Copy each line where the word "информации" occurs.

━━━━━ STORED DATA

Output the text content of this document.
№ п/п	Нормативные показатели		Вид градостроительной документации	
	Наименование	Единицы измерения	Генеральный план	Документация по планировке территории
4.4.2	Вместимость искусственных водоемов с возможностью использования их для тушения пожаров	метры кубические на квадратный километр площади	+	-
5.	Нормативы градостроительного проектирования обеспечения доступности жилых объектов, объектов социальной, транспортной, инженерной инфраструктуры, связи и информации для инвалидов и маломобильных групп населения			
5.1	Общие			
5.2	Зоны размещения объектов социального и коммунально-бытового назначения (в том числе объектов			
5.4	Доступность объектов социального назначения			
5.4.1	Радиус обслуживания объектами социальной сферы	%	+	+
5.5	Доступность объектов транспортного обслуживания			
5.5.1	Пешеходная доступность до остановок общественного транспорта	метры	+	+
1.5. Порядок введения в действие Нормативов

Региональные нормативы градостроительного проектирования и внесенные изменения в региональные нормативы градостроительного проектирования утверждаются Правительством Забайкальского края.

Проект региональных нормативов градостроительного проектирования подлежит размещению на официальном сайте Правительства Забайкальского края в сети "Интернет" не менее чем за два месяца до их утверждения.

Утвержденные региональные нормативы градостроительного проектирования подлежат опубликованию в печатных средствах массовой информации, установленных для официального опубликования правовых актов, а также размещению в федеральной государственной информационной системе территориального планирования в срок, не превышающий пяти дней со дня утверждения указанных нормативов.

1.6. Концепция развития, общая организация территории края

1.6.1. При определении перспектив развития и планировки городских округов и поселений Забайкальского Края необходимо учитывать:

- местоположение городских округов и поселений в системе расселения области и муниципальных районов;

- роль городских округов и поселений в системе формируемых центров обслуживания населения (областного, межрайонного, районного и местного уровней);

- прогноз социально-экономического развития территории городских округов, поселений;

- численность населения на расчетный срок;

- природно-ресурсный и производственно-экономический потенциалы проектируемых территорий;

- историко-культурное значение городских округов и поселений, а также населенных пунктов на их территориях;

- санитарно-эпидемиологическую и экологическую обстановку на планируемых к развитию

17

━━━━━━━━━━

SOLVED EXERCISE:
5.	Нормативы градостроительного проектирования обеспечения доступности жилых объектов, объектов социальной, транспортной, инженерной инфраструктуры, связи и информации для инвалидов и маломобильных групп населения			
Утвержденные региональные нормативы градостроительного проектирования подлежат опубликованию в печатных средствах массовой информации, установленных для официального опубликования правовых актов, а также размещению в федеральной государственной информационной системе территориального планирования в срок, не превышающий пяти дней со дня утверждения указанных нормативов.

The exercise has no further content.